▶ _Extracted data_:
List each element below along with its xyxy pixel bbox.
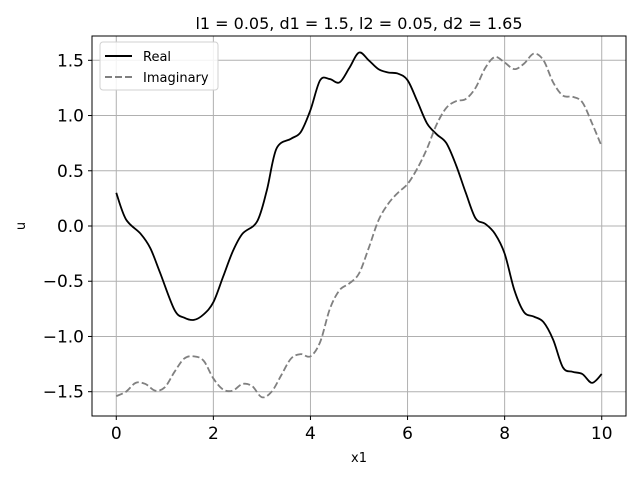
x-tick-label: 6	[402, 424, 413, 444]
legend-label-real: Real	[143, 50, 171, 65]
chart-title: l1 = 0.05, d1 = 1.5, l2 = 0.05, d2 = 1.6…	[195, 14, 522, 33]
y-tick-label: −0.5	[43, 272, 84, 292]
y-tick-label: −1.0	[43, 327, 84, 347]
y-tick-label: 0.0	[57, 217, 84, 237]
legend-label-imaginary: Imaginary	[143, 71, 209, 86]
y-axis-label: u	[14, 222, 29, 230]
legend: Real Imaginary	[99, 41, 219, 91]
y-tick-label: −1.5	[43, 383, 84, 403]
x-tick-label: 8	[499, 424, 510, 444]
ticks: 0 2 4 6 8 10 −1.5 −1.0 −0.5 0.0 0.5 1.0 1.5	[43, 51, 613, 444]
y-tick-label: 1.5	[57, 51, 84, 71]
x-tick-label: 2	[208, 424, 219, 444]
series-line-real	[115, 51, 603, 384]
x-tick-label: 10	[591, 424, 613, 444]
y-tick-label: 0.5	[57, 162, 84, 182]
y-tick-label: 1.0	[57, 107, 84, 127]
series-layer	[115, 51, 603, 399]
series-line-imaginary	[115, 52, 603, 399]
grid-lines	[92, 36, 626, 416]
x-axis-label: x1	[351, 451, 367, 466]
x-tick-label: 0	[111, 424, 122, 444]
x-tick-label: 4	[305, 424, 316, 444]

▶ _Task goal_: Copy each of the items above line for line, without any change, and leave out the pictures.

▶ _The result_:
List each element below along with its xyxy pixel bbox.
x-tick-label: 6	[402, 424, 413, 444]
legend-label-real: Real	[143, 50, 171, 65]
chart-title: l1 = 0.05, d1 = 1.5, l2 = 0.05, d2 = 1.6…	[195, 14, 522, 33]
y-tick-label: −0.5	[43, 272, 84, 292]
y-tick-label: −1.0	[43, 327, 84, 347]
y-tick-label: 0.0	[57, 217, 84, 237]
legend-label-imaginary: Imaginary	[143, 71, 209, 86]
y-axis-label: u	[14, 222, 29, 230]
legend: Real Imaginary	[99, 41, 219, 91]
y-tick-label: −1.5	[43, 383, 84, 403]
x-tick-label: 8	[499, 424, 510, 444]
ticks: 0 2 4 6 8 10 −1.5 −1.0 −0.5 0.0 0.5 1.0 1.5	[43, 51, 613, 444]
y-tick-label: 1.5	[57, 51, 84, 71]
x-tick-label: 2	[208, 424, 219, 444]
series-line-real	[115, 51, 603, 384]
x-tick-label: 10	[591, 424, 613, 444]
y-tick-label: 0.5	[57, 162, 84, 182]
y-tick-label: 1.0	[57, 107, 84, 127]
series-layer	[115, 51, 603, 399]
series-line-imaginary	[115, 52, 603, 399]
grid-lines	[92, 36, 626, 416]
x-axis-label: x1	[351, 451, 367, 466]
x-tick-label: 0	[111, 424, 122, 444]
x-tick-label: 4	[305, 424, 316, 444]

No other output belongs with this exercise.